Stored data entries
-- Start --

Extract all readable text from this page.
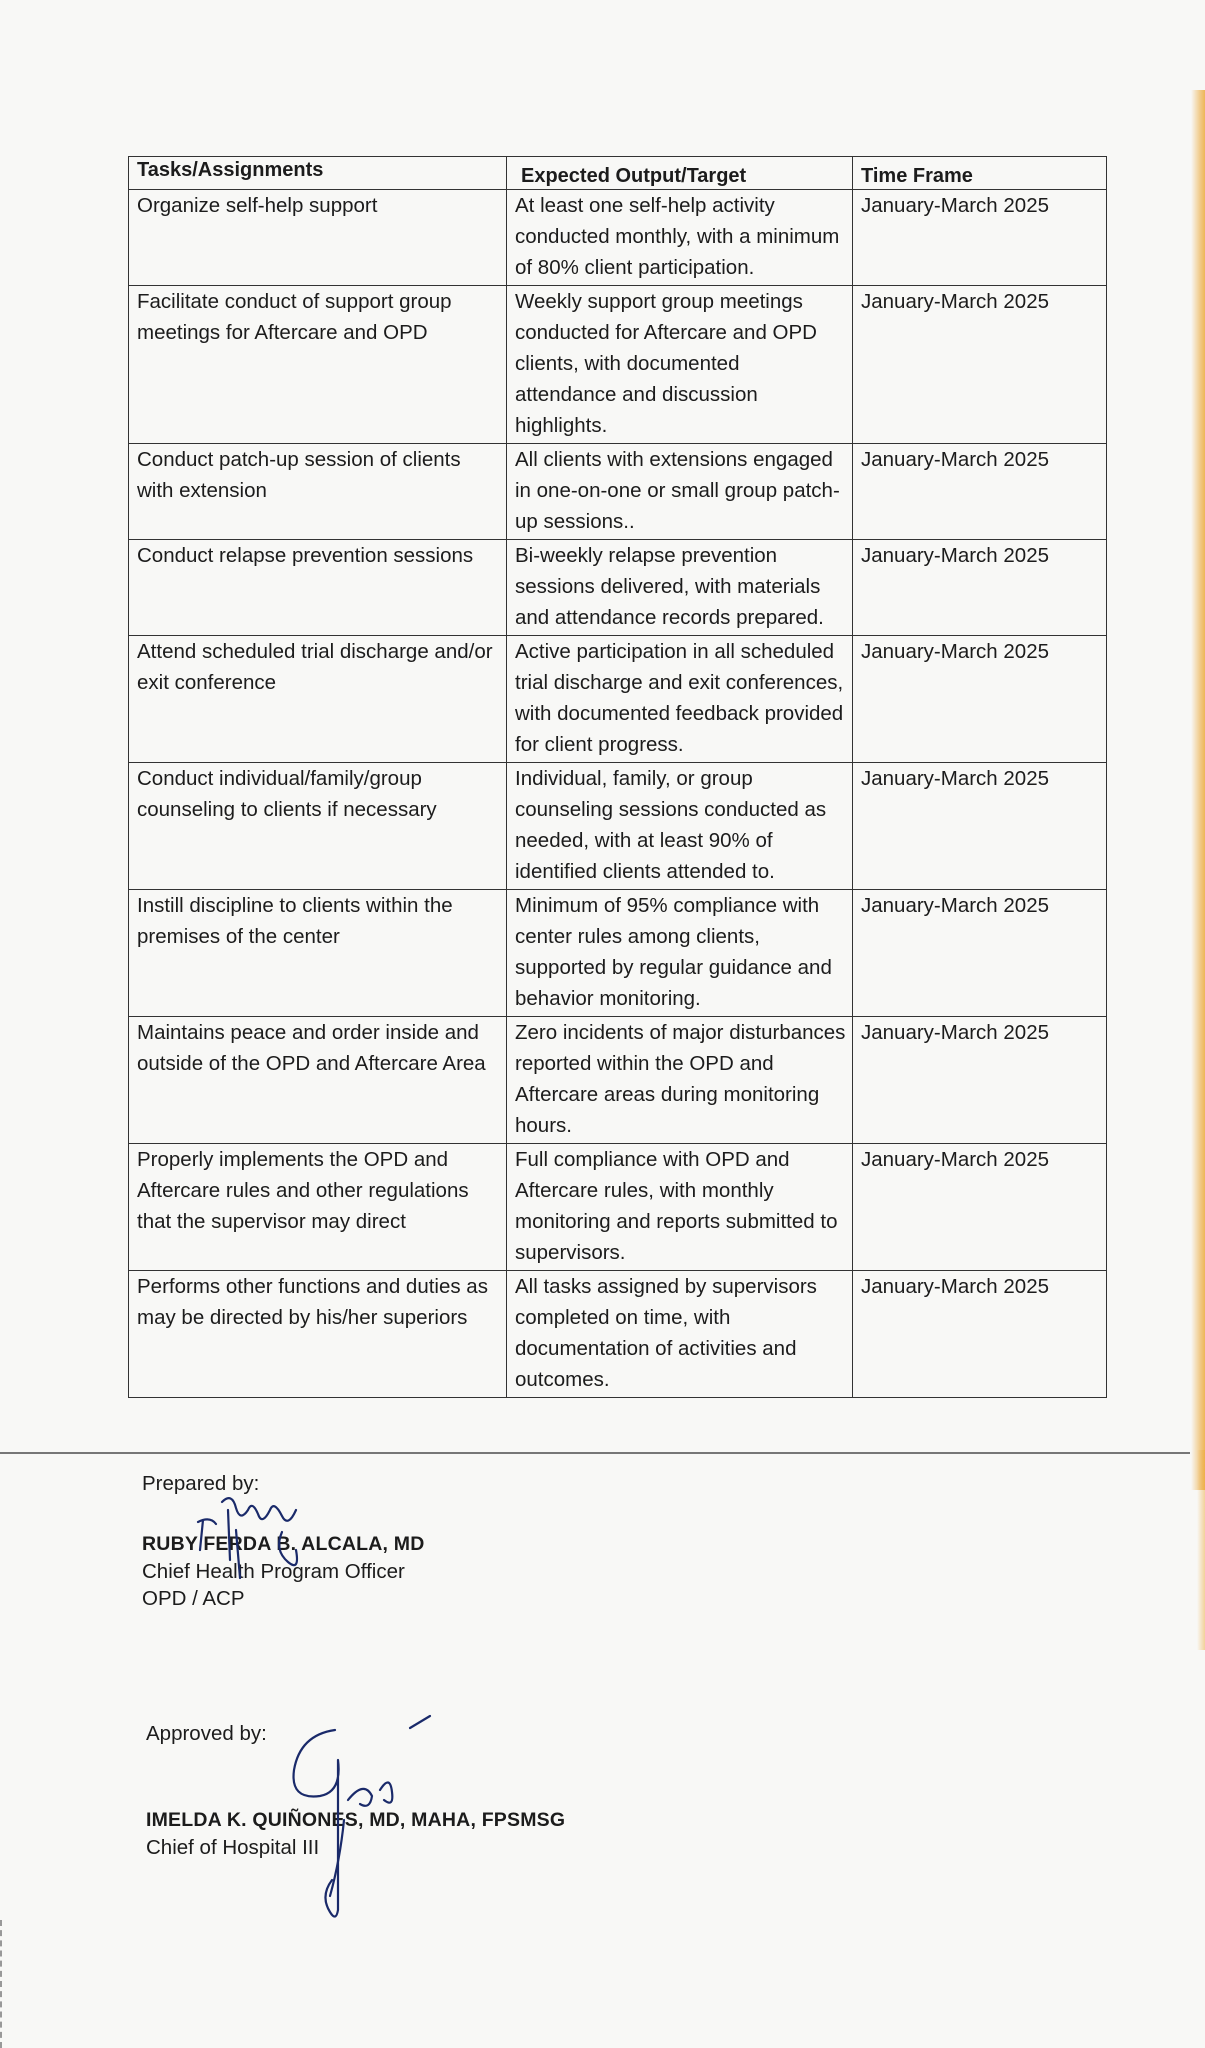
Tasks/Assignments	Expected Output/Target	Time Frame
Organize self-help support	At least one self-help activity conducted monthly, with a minimum of 80% client participation.	January-March 2025
Facilitate conduct of support group meetings for Aftercare and OPD	Weekly support group meetings conducted for Aftercare and OPD clients, with documented attendance and discussion highlights.	January-March 2025
Conduct patch-up session of clients with extension	All clients with extensions engaged in one-on-one or small group patch-up sessions..	January-March 2025
Conduct relapse prevention sessions	Bi-weekly relapse prevention sessions delivered, with materials and attendance records prepared.	January-March 2025
Attend scheduled trial discharge and/or exit conference	Active participation in all scheduled trial discharge and exit conferences, with documented feedback provided for client progress.	January-March 2025
Conduct individual/family/group counseling to clients if necessary	Individual, family, or group counseling sessions conducted as needed, with at least 90% of identified clients attended to.	January-March 2025
Instill discipline to clients within the premises of the center	Minimum of 95% compliance with center rules among clients, supported by regular guidance and behavior monitoring.	January-March 2025
Maintains peace and order inside and outside of the OPD and Aftercare Area	Zero incidents of major disturbances reported within the OPD and Aftercare areas during monitoring hours.	January-March 2025
Properly implements the OPD and Aftercare rules and other regulations that the supervisor may direct	Full compliance with OPD and Aftercare rules, with monthly monitoring and reports submitted to supervisors.	January-March 2025
Performs other functions and duties as may be directed by his/her superiors	All tasks assigned by supervisors completed on time, with documentation of activities and outcomes.	January-March 2025
Prepared by:
RUBY FERDA B. ALCALA, MD
Chief Health Program Officer
OPD / ACP
Approved by:
IMELDA K. QUIÑONES, MD, MAHA, FPSMSG
Chief of Hospital III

-- End --

## Aim of the exercise
Select the lines from the entries that include the word "participation".

## Response
Organize self-help support	At least one self-help activity conducted monthly, with a minimum of 80% client participation.	January-March 2025
Attend scheduled trial discharge and/or exit conference	Active participation in all scheduled trial discharge and exit conferences, with documented feedback provided for client progress.	January-March 2025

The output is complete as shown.